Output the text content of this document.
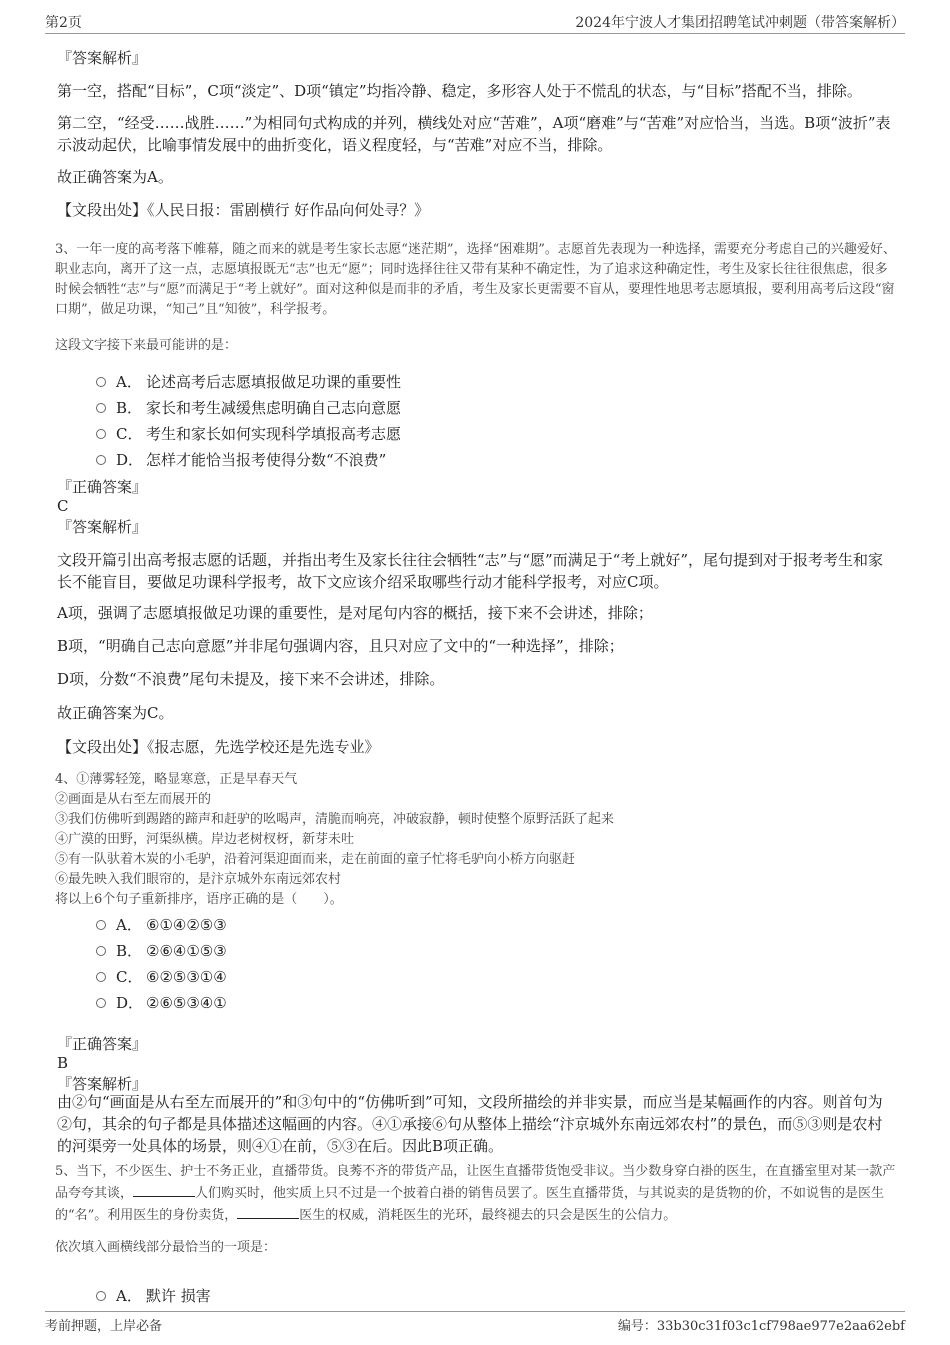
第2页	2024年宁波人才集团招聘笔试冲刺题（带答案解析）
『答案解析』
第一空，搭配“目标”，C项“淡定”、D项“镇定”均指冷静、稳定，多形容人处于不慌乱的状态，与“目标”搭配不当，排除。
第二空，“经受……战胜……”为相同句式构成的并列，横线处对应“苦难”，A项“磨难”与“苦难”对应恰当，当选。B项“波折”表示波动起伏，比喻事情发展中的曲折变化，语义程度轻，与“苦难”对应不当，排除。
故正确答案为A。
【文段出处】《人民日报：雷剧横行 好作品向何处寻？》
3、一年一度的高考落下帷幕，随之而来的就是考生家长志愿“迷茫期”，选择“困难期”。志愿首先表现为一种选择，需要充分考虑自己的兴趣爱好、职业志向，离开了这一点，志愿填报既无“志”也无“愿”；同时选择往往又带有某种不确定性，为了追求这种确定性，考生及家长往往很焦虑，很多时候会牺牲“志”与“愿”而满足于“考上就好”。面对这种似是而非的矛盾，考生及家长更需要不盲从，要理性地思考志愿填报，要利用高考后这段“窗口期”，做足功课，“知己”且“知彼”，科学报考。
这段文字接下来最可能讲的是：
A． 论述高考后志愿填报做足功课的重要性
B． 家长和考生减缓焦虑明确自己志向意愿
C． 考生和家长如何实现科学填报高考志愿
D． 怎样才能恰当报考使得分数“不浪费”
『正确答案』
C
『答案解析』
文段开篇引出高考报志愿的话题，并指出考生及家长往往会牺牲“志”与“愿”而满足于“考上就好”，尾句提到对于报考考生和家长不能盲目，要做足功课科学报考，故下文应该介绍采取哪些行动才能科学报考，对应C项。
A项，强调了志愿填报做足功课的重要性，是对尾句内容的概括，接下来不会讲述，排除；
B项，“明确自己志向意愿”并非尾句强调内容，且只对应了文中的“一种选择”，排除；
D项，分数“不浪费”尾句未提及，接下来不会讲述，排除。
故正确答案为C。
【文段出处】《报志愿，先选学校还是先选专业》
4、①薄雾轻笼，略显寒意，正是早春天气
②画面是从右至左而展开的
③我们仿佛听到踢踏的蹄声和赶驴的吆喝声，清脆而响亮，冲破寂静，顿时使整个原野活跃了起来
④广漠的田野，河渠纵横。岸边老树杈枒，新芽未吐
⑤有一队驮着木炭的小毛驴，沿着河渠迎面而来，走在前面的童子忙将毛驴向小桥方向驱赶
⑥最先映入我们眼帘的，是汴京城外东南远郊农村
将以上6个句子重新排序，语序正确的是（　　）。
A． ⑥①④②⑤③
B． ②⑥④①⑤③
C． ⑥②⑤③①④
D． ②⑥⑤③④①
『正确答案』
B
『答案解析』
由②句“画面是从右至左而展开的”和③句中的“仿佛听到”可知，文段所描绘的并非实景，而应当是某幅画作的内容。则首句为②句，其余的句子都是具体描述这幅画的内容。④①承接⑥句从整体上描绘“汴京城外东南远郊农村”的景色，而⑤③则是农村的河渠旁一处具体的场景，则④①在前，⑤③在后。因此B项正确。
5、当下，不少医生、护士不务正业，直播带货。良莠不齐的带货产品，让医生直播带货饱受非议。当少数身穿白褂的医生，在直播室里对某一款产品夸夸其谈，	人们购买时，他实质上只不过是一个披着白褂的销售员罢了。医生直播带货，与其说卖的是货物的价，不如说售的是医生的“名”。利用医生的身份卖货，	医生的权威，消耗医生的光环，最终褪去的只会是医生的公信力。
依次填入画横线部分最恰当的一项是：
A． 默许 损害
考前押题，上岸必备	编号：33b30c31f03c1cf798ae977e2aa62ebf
※ ※ ※
- _Exercise details_:
Pick out and copy the lines of the material that include the word "文段出处".

- _Output of the exercise_:
【文段出处】《人民日报：雷剧横行 好作品向何处寻？》
【文段出处】《报志愿，先选学校还是先选专业》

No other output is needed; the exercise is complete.